§ Goal:
Please output every line of the material as it stands, without the pictures.

━━━━━ Data supplied

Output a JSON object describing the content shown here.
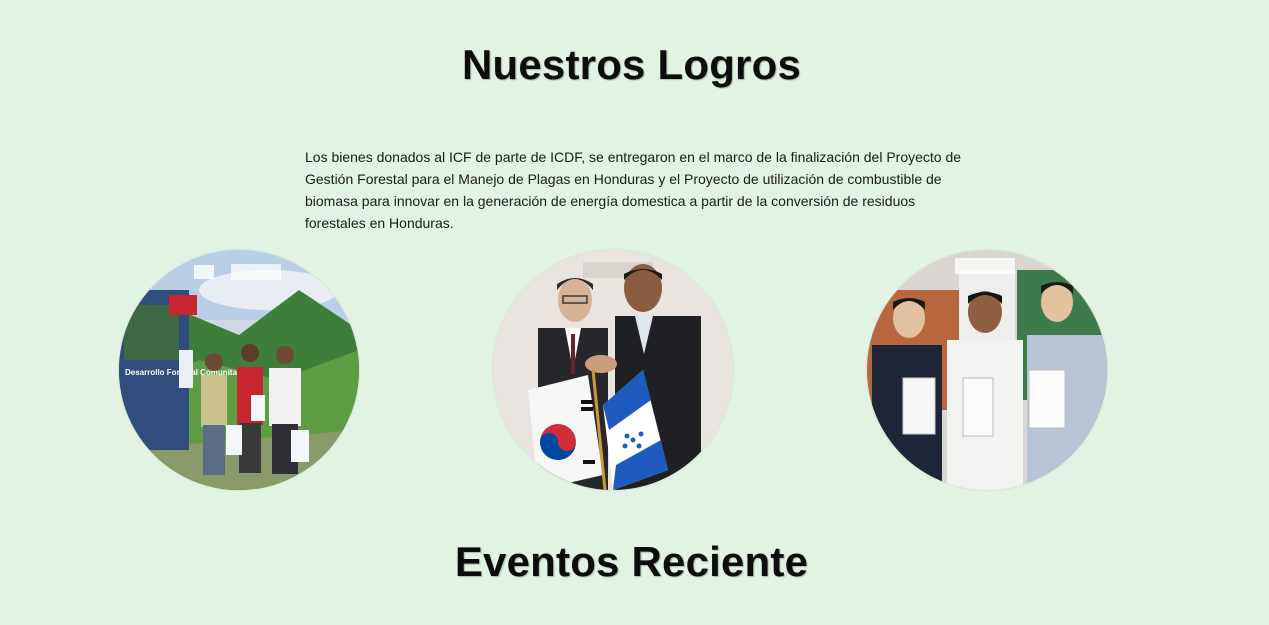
{
  "logros": {
    "title": "Nuestros Logros",
    "description": "Los bienes donados al ICF de parte de ICDF, se entregaron en el marco de la finalización del Proyecto de Gestión Forestal para el Manejo de Plagas en Honduras y el Proyecto de utilización de combustible de biomasa para innovar en la generación de energía domestica a partir de la conversión de residuos forestales en Honduras.",
    "photos": [
      {
        "icon": "photo-forest-donation",
        "banner_text": "Desarrollo Forestal Comunitario"
      },
      {
        "icon": "photo-handshake-flags"
      },
      {
        "icon": "photo-signing-agreement"
      }
    ]
  },
  "eventos": {
    "title": "Eventos Reciente"
  },
  "colors": {
    "background": "#e3f3e3",
    "heading": "#0d0d0d",
    "text": "#1a1a1a"
  }
}
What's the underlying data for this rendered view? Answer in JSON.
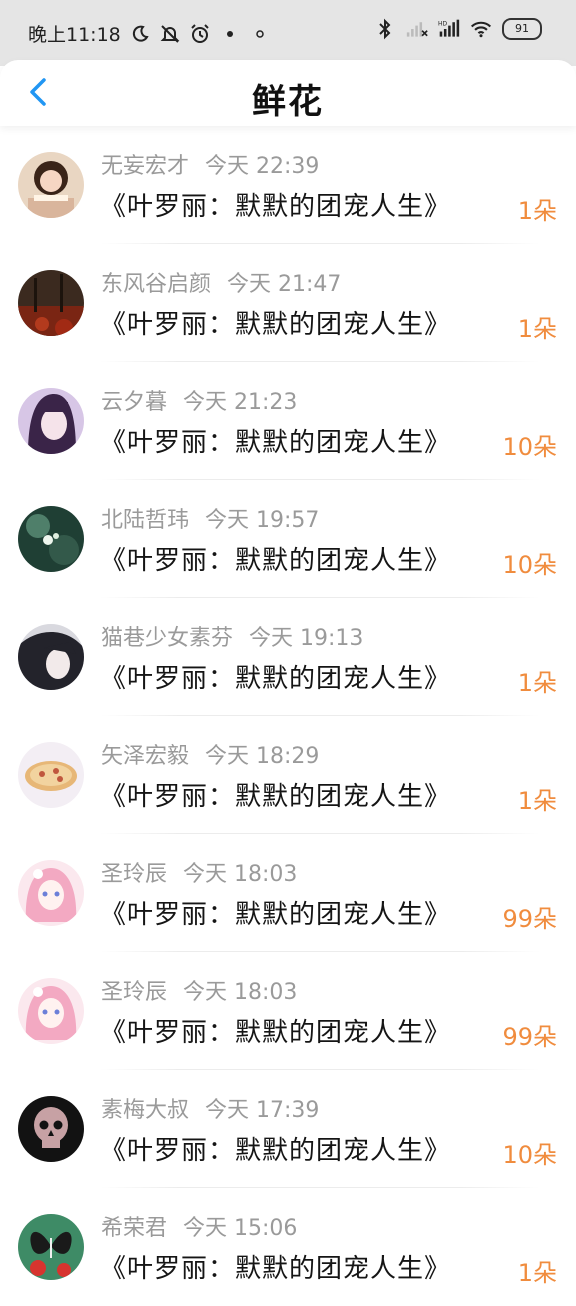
{
  "status_bar": {
    "time": "晚上11:18",
    "battery": "91",
    "icons": [
      "moon-icon",
      "mute-icon",
      "alarm-icon",
      "dot-icon",
      "dot-icon",
      "bluetooth-icon",
      "signal-icon",
      "hd-signal-icon",
      "wifi-icon",
      "battery-icon"
    ]
  },
  "header": {
    "title": "鲜花",
    "back_icon": "chevron-left-icon"
  },
  "colors": {
    "accent": "#2196f3",
    "count": "#f08c3e",
    "meta_text": "#9a9a9a",
    "primary_text": "#151515"
  },
  "items": [
    {
      "name": "无妄宏才",
      "time": "今天 22:39",
      "book": "《叶罗丽：默默的团宠人生》",
      "count": "1朵",
      "avatar": "girl-photo"
    },
    {
      "name": "东风谷启颜",
      "time": "今天 21:47",
      "book": "《叶罗丽：默默的团宠人生》",
      "count": "1朵",
      "avatar": "autumn-forest"
    },
    {
      "name": "云夕暮",
      "time": "今天 21:23",
      "book": "《叶罗丽：默默的团宠人生》",
      "count": "10朵",
      "avatar": "purple-anime-girl"
    },
    {
      "name": "北陆哲玮",
      "time": "今天 19:57",
      "book": "《叶罗丽：默默的团宠人生》",
      "count": "10朵",
      "avatar": "green-dew"
    },
    {
      "name": "猫巷少女素芬",
      "time": "今天 19:13",
      "book": "《叶罗丽：默默的团宠人生》",
      "count": "1朵",
      "avatar": "dark-hair-girl"
    },
    {
      "name": "矢泽宏毅",
      "time": "今天 18:29",
      "book": "《叶罗丽：默默的团宠人生》",
      "count": "1朵",
      "avatar": "pizza"
    },
    {
      "name": "圣玲辰",
      "time": "今天 18:03",
      "book": "《叶罗丽：默默的团宠人生》",
      "count": "99朵",
      "avatar": "pink-anime-girl"
    },
    {
      "name": "圣玲辰",
      "time": "今天 18:03",
      "book": "《叶罗丽：默默的团宠人生》",
      "count": "99朵",
      "avatar": "pink-anime-girl"
    },
    {
      "name": "素梅大叔",
      "time": "今天 17:39",
      "book": "《叶罗丽：默默的团宠人生》",
      "count": "10朵",
      "avatar": "floral-skull"
    },
    {
      "name": "希荣君",
      "time": "今天 15:06",
      "book": "《叶罗丽：默默的团宠人生》",
      "count": "1朵",
      "avatar": "butterfly"
    }
  ]
}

━━━━━━━━━━

§ Result of the task:
Output a JSON object describing the content shown here.
{
  "logros": {
    "title": "Nuestros Logros",
    "description": "Los bienes donados al ICF de parte de ICDF, se entregaron en el marco de la finalización del Proyecto de Gestión Forestal para el Manejo de Plagas en Honduras y el Proyecto de utilización de combustible de biomasa para innovar en la generación de energía domestica a partir de la conversión de residuos forestales en Honduras.",
    "photos": [
      {
        "icon": "photo-forest-donation",
        "banner_text": "Desarrollo Forestal Comunitario"
      },
      {
        "icon": "photo-handshake-flags"
      },
      {
        "icon": "photo-signing-agreement"
      }
    ]
  },
  "eventos": {
    "title": "Eventos Reciente"
  },
  "colors": {
    "background": "#e3f3e3",
    "heading": "#0d0d0d",
    "text": "#1a1a1a"
  }
}
What's the underlying data for this rendered view? Answer in JSON.
{
  "status_bar": {
    "time": "晚上11:18",
    "battery": "91",
    "icons": [
      "moon-icon",
      "mute-icon",
      "alarm-icon",
      "dot-icon",
      "dot-icon",
      "bluetooth-icon",
      "signal-icon",
      "hd-signal-icon",
      "wifi-icon",
      "battery-icon"
    ]
  },
  "header": {
    "title": "鲜花",
    "back_icon": "chevron-left-icon"
  },
  "colors": {
    "accent": "#2196f3",
    "count": "#f08c3e",
    "meta_text": "#9a9a9a",
    "primary_text": "#151515"
  },
  "items": [
    {
      "name": "无妄宏才",
      "time": "今天 22:39",
      "book": "《叶罗丽：默默的团宠人生》",
      "count": "1朵",
      "avatar": "girl-photo"
    },
    {
      "name": "东风谷启颜",
      "time": "今天 21:47",
      "book": "《叶罗丽：默默的团宠人生》",
      "count": "1朵",
      "avatar": "autumn-forest"
    },
    {
      "name": "云夕暮",
      "time": "今天 21:23",
      "book": "《叶罗丽：默默的团宠人生》",
      "count": "10朵",
      "avatar": "purple-anime-girl"
    },
    {
      "name": "北陆哲玮",
      "time": "今天 19:57",
      "book": "《叶罗丽：默默的团宠人生》",
      "count": "10朵",
      "avatar": "green-dew"
    },
    {
      "name": "猫巷少女素芬",
      "time": "今天 19:13",
      "book": "《叶罗丽：默默的团宠人生》",
      "count": "1朵",
      "avatar": "dark-hair-girl"
    },
    {
      "name": "矢泽宏毅",
      "time": "今天 18:29",
      "book": "《叶罗丽：默默的团宠人生》",
      "count": "1朵",
      "avatar": "pizza"
    },
    {
      "name": "圣玲辰",
      "time": "今天 18:03",
      "book": "《叶罗丽：默默的团宠人生》",
      "count": "99朵",
      "avatar": "pink-anime-girl"
    },
    {
      "name": "圣玲辰",
      "time": "今天 18:03",
      "book": "《叶罗丽：默默的团宠人生》",
      "count": "99朵",
      "avatar": "pink-anime-girl"
    },
    {
      "name": "素梅大叔",
      "time": "今天 17:39",
      "book": "《叶罗丽：默默的团宠人生》",
      "count": "10朵",
      "avatar": "floral-skull"
    },
    {
      "name": "希荣君",
      "time": "今天 15:06",
      "book": "《叶罗丽：默默的团宠人生》",
      "count": "1朵",
      "avatar": "butterfly"
    }
  ]
}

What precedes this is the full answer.